For every line in the data below that contains "داهاتەكان", copy the line.

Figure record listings
[Begin]

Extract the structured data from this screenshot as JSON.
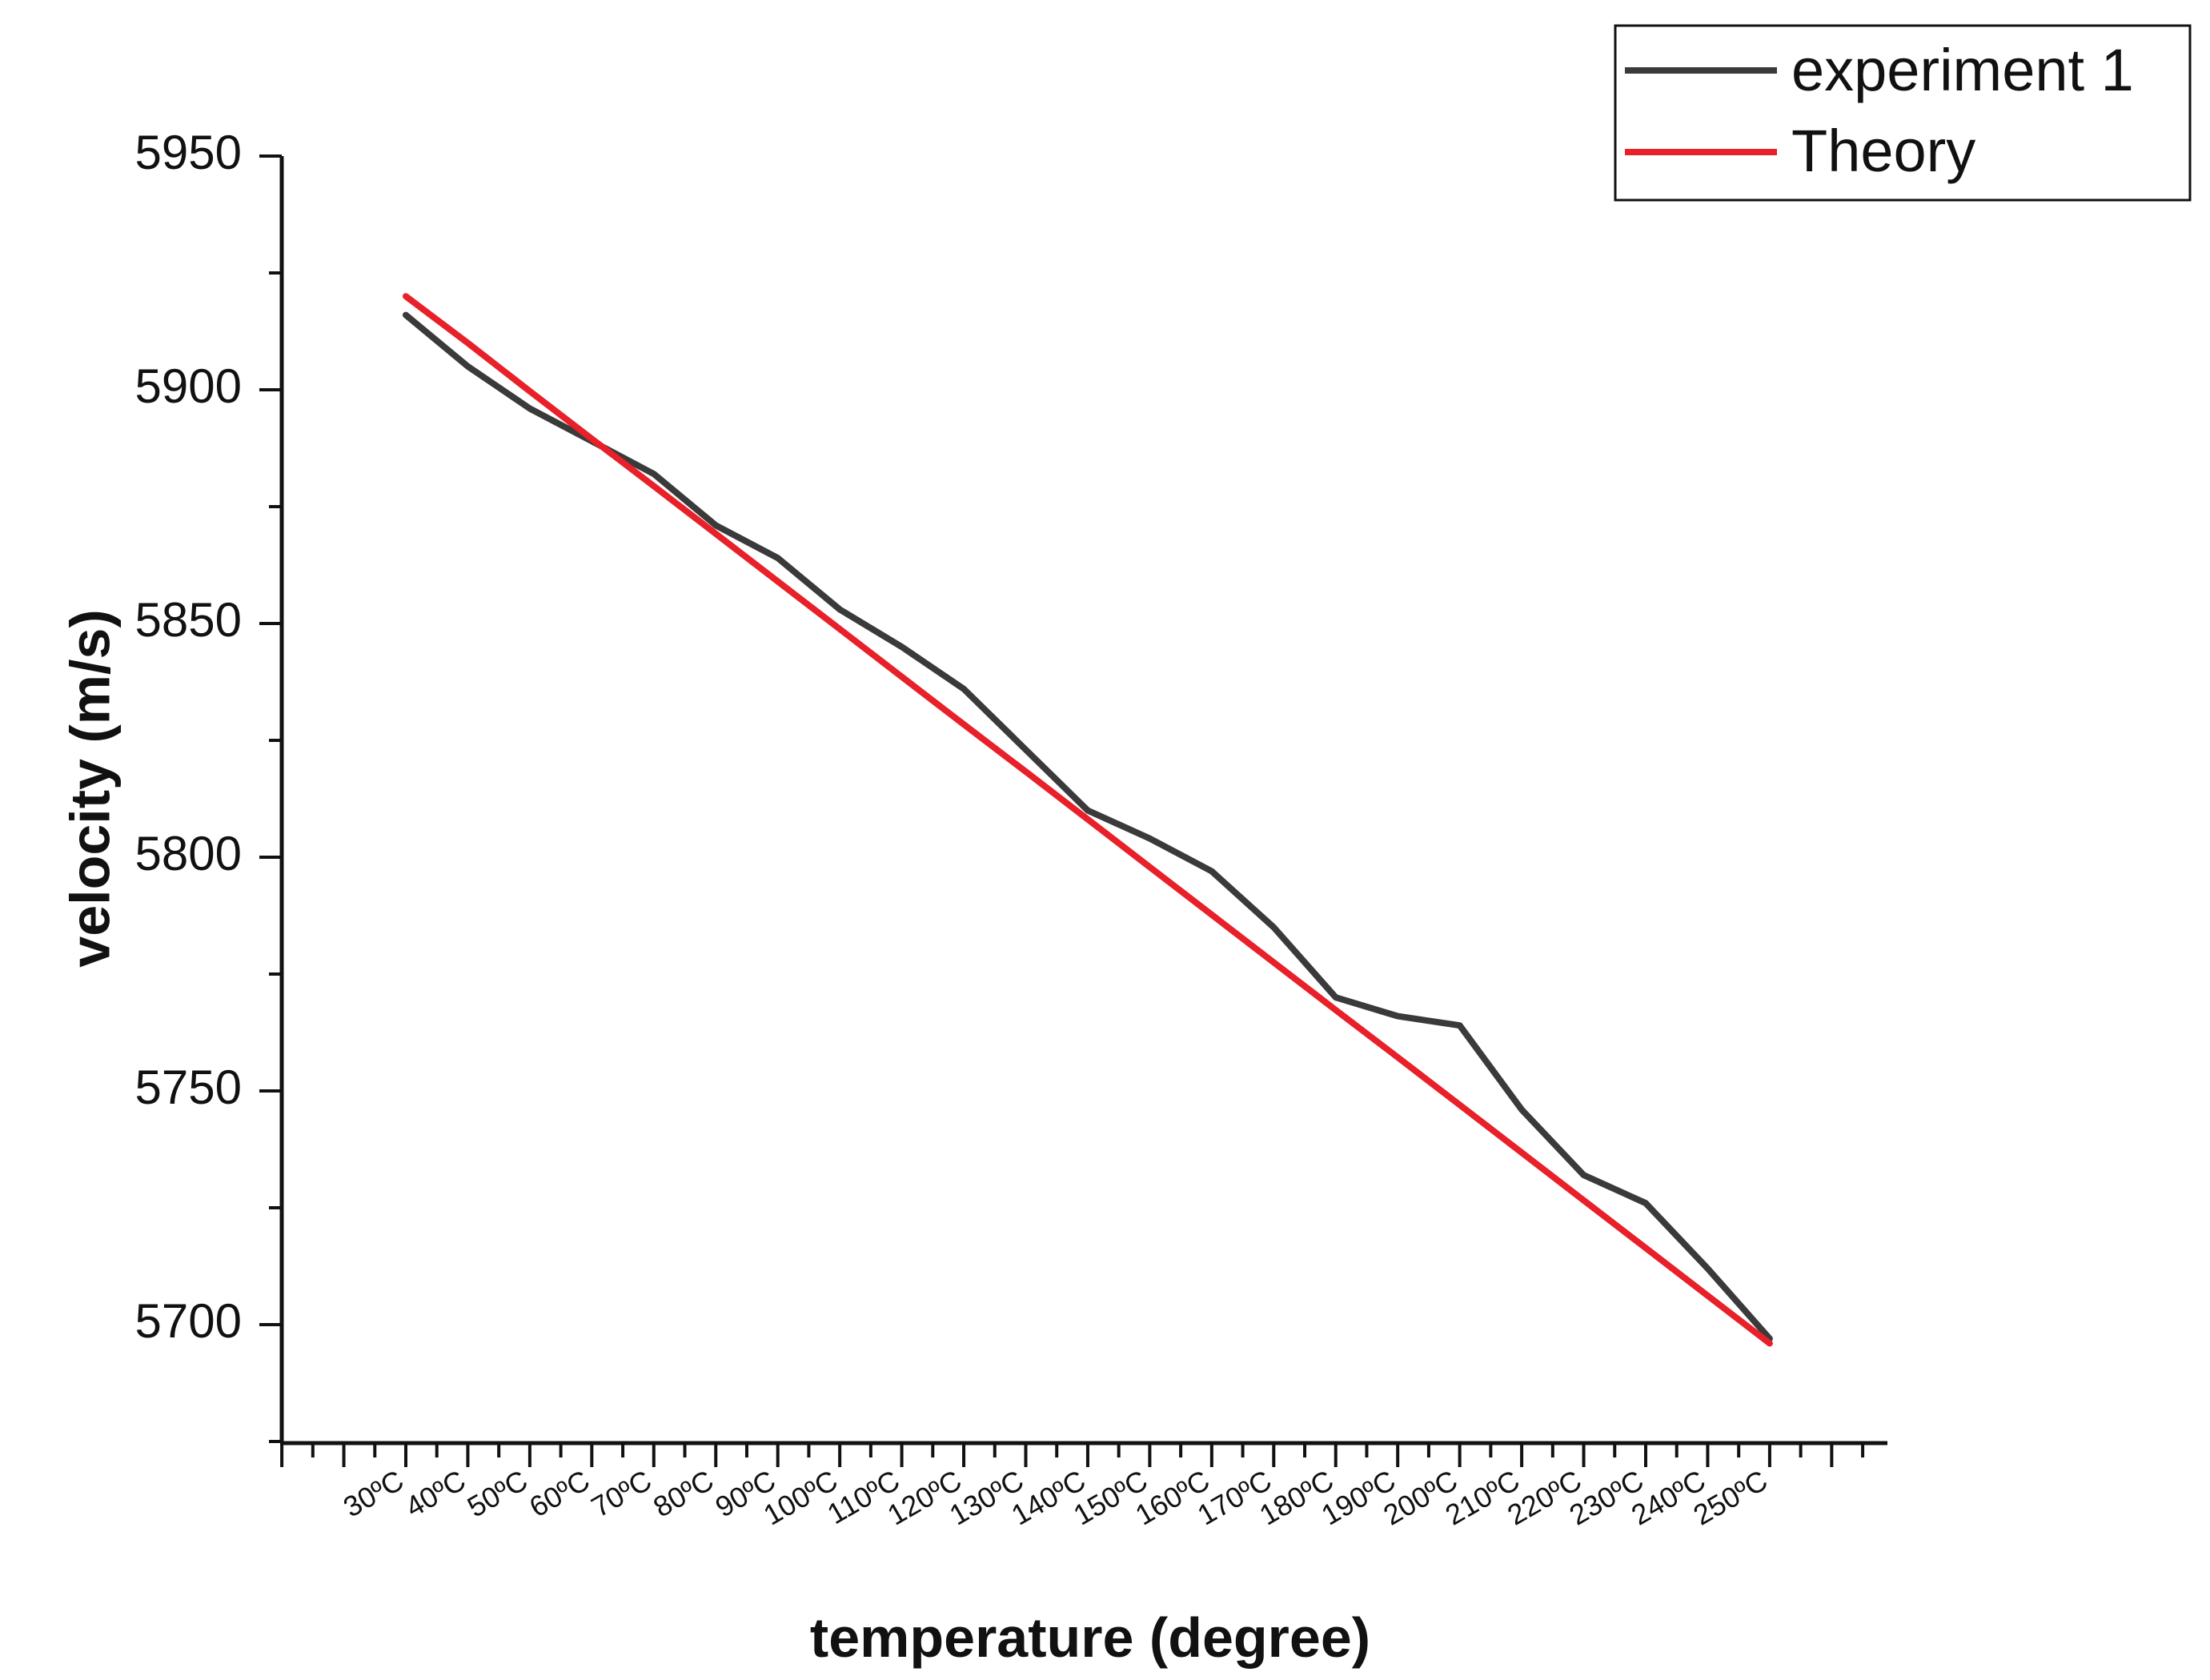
{
  "chart_data": {
    "type": "line",
    "xlabel": "temperature (degree)",
    "ylabel": "velocity (m/s)",
    "ylim": [
      5675,
      5950
    ],
    "yticks": [
      5700,
      5750,
      5800,
      5850,
      5900,
      5950
    ],
    "categories": [
      "30ºC",
      "40ºC",
      "50ºC",
      "60ºC",
      "70ºC",
      "80ºC",
      "90ºC",
      "100ºC",
      "110ºC",
      "120ºC",
      "130ºC",
      "140ºC",
      "150ºC",
      "160ºC",
      "170ºC",
      "180ºC",
      "190ºC",
      "200ºC",
      "210ºC",
      "220ºC",
      "230ºC",
      "240ºC",
      "250ºC"
    ],
    "legend_position": "top-right",
    "grid": false,
    "series": [
      {
        "name": "experiment 1",
        "color": "#3a3a3a",
        "values": [
          5916,
          5905,
          5896,
          5889,
          5882,
          5871,
          5864,
          5853,
          5845,
          5836,
          5823,
          5810,
          5804,
          5797,
          5785,
          5770,
          5766,
          5764,
          5746,
          5732,
          5726,
          5712,
          5697
        ]
      },
      {
        "name": "Theory",
        "color": "#e8202a",
        "values": [
          5920,
          5910,
          5899.7,
          5889.5,
          5879.4,
          5869.2,
          5859,
          5848.8,
          5838.6,
          5828.4,
          5818.3,
          5808.1,
          5797.9,
          5787.7,
          5777.5,
          5767.3,
          5757.2,
          5747,
          5736.8,
          5726.6,
          5716.4,
          5706.2,
          5696
        ]
      }
    ]
  }
}
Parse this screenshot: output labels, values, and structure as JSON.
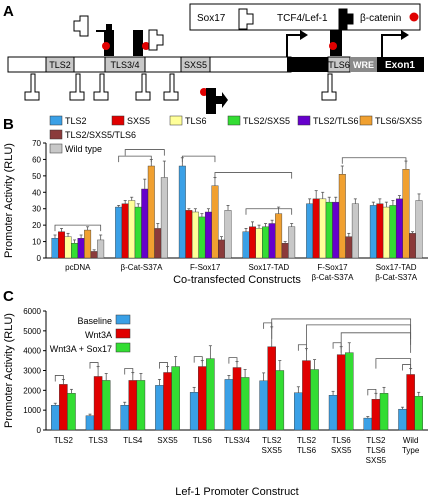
{
  "panel_a": {
    "label": "A",
    "legend": {
      "sox17_label": "Sox17",
      "tcf_label": "TCF4/Lef-1",
      "bcat_label": "β-catenin",
      "colors": {
        "tcf": "#000000",
        "bcat": "#e00000"
      }
    },
    "elements": {
      "tls2": "TLS2",
      "tls34": "TLS3/4",
      "sxs5": "SXS5",
      "tls6": "TLS6",
      "wre": "WRE",
      "exon1": "Exon1"
    }
  },
  "chart_data": [
    {
      "panel": "B",
      "type": "bar",
      "ylabel": "Promoter Activity (RLU)",
      "xlabel": "Co-transfected Constructs",
      "ylim": [
        0,
        70
      ],
      "yticks": [
        0,
        10,
        20,
        30,
        40,
        50,
        60,
        70
      ],
      "legend_placement": "top",
      "categories": [
        "pcDNA",
        "β-Cat-S37A",
        "F-Sox17",
        "Sox17-TAD",
        "F-Sox17\nβ-Cat-S37A",
        "Sox17-TAD\nβ-Cat-S37A"
      ],
      "series": [
        {
          "name": "TLS2",
          "color": "#3aa0e6",
          "values": [
            12,
            31,
            56,
            16,
            33,
            32
          ],
          "errors": [
            2,
            1,
            5,
            2,
            3,
            2
          ]
        },
        {
          "name": "SXS5",
          "color": "#e00000",
          "values": [
            16,
            33,
            29,
            19,
            36,
            33
          ],
          "errors": [
            2,
            2,
            1,
            3,
            5,
            3
          ]
        },
        {
          "name": "TLS6",
          "color": "#ffff99",
          "values": [
            13,
            35,
            28,
            18,
            36,
            31
          ],
          "errors": [
            2,
            2,
            2,
            2,
            4,
            3
          ]
        },
        {
          "name": "TLS2/SXS5",
          "color": "#33dd33",
          "values": [
            9,
            31,
            25,
            19,
            34,
            32
          ],
          "errors": [
            2,
            2,
            2,
            2,
            3,
            3
          ]
        },
        {
          "name": "TLS2/TLS6",
          "color": "#6600cc",
          "values": [
            12,
            42,
            28,
            21,
            34,
            36
          ],
          "errors": [
            2,
            6,
            2,
            2,
            3,
            2
          ]
        },
        {
          "name": "TLS6/SXS5",
          "color": "#f0a030",
          "values": [
            17,
            56,
            44,
            27,
            51,
            54
          ],
          "errors": [
            2,
            4,
            5,
            4,
            5,
            5
          ]
        },
        {
          "name": "TLS2/SXS5/TLS6",
          "color": "#8b3a3a",
          "values": [
            4,
            18,
            11,
            9,
            13,
            15
          ],
          "errors": [
            1,
            3,
            2,
            1,
            2,
            1
          ]
        },
        {
          "name": "Wild type",
          "color": "#c8c8c8",
          "values": [
            11,
            49,
            29,
            19,
            33,
            35
          ],
          "errors": [
            3,
            10,
            3,
            2,
            3,
            4
          ]
        }
      ]
    },
    {
      "panel": "C",
      "type": "bar",
      "ylabel": "Promoter Activity (RLU)",
      "xlabel": "Lef-1 Promoter Construct",
      "ylim": [
        0,
        6000
      ],
      "yticks": [
        0,
        1000,
        2000,
        3000,
        4000,
        5000,
        6000
      ],
      "legend_placement": "top-left",
      "categories": [
        "TLS2",
        "TLS3",
        "TLS4",
        "SXS5",
        "TLS6",
        "TLS3/4",
        "TLS2\nSXS5",
        "TLS2\nTLS6",
        "TLS6\nSXS5",
        "TLS2\nTLS6\nSXS5",
        "Wild\nType"
      ],
      "series": [
        {
          "name": "Baseline",
          "color": "#3aa0e6",
          "values": [
            1250,
            720,
            1250,
            2250,
            1900,
            2550,
            2480,
            1880,
            1750,
            600,
            1050
          ],
          "errors": [
            100,
            80,
            150,
            300,
            250,
            200,
            400,
            300,
            200,
            80,
            100
          ]
        },
        {
          "name": "Wnt3A",
          "color": "#e00000",
          "values": [
            2300,
            2700,
            2500,
            2900,
            3200,
            3150,
            4200,
            3500,
            3800,
            1550,
            2800
          ],
          "errors": [
            250,
            500,
            400,
            300,
            300,
            300,
            1000,
            600,
            400,
            300,
            300
          ]
        },
        {
          "name": "Wnt3A + Sox17",
          "color": "#33dd33",
          "values": [
            1850,
            2500,
            2500,
            3200,
            3600,
            2650,
            3000,
            3050,
            3900,
            1850,
            1700
          ],
          "errors": [
            200,
            350,
            350,
            500,
            650,
            400,
            500,
            500,
            500,
            300,
            200
          ]
        }
      ]
    }
  ],
  "panel_b_label": "B",
  "panel_c_label": "C"
}
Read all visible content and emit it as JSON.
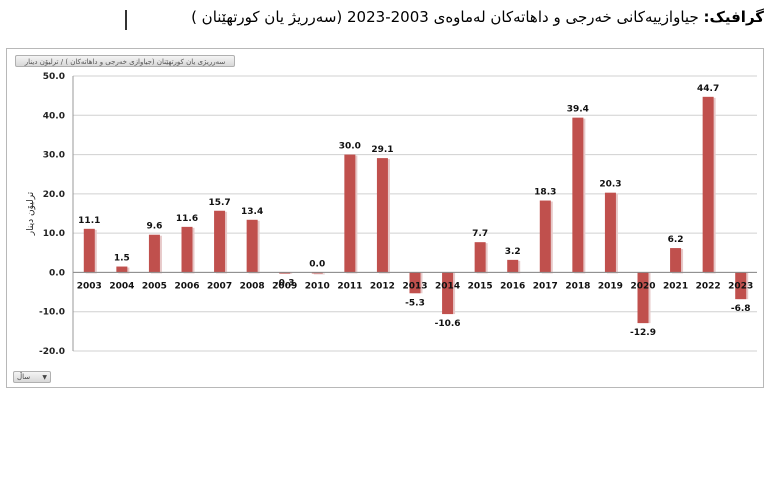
{
  "header": {
    "label": "گرافیک:",
    "title": "جیاوازییەكانی خەرجی و داهاتەكان لەماوەی 2003-2023 (سەرریژ یان كورتهێنان )"
  },
  "chart_controls": {
    "series_chip": "سەرریژی یان كورتهێنان (جیاوازی خەرجی و داهاتەكان ) / ترلیۆن دینار",
    "x_field_dropdown": "ساڵ",
    "dropdown_icon": "chevron-down-icon"
  },
  "chart_data": {
    "type": "bar",
    "categories": [
      "2003",
      "2004",
      "2005",
      "2006",
      "2007",
      "2008",
      "2009",
      "2010",
      "2011",
      "2012",
      "2013",
      "2014",
      "2015",
      "2016",
      "2017",
      "2018",
      "2019",
      "2020",
      "2021",
      "2022",
      "2023"
    ],
    "values": [
      11.1,
      1.5,
      9.6,
      11.6,
      15.7,
      13.4,
      -0.3,
      0.0,
      30.0,
      29.1,
      -5.3,
      -10.6,
      7.7,
      3.2,
      18.3,
      39.4,
      20.3,
      -12.9,
      6.2,
      44.7,
      -6.8
    ],
    "data_labels": [
      "11.1",
      "1.5",
      "9.6",
      "11.6",
      "15.7",
      "13.4",
      "-0.3",
      "0.0",
      "30.0",
      "29.1",
      "-5.3",
      "-10.6",
      "7.7",
      "3.2",
      "18.3",
      "39.4",
      "20.3",
      "-12.9",
      "6.2",
      "44.7",
      "-6.8"
    ],
    "ylabel": "ترلیۆن دینار",
    "xlabel": "",
    "ylim": [
      -20,
      50
    ],
    "yticks": [
      "50.0",
      "40.0",
      "30.0",
      "20.0",
      "10.0",
      "0.0",
      "-10.0",
      "-20.0"
    ],
    "ytick_values": [
      50,
      40,
      30,
      20,
      10,
      0,
      -10,
      -20
    ],
    "bar_color": "#c0504d",
    "grid": true
  }
}
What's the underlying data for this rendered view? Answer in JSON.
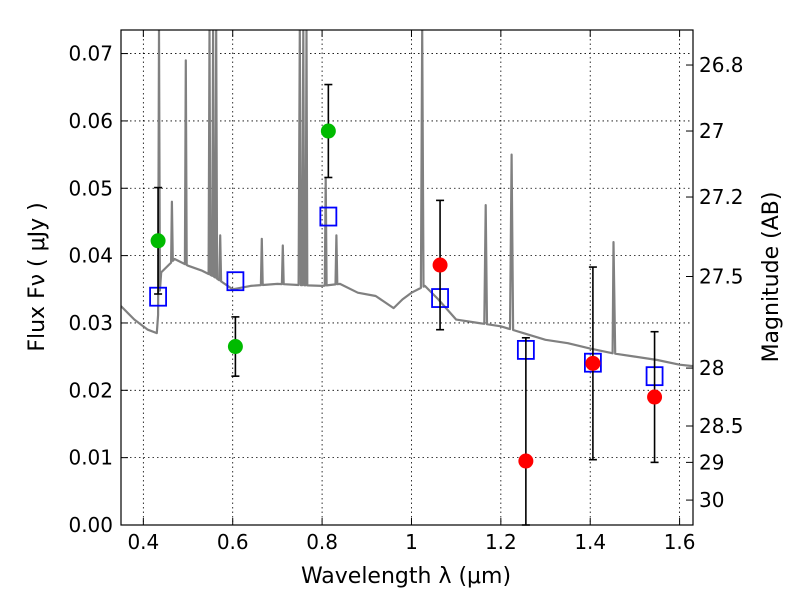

[End]

Output below —
    "title": "جیاوازییەكانی خەرجی و داهاتەكان لەماوەی 2003-2023 (سەرریژ یان كورتهێنان )"
    "series_chip": "سەرریژی یان كورتهێنان (جیاوازی خەرجی و داهاتەكان ) / ترلیۆن دینار",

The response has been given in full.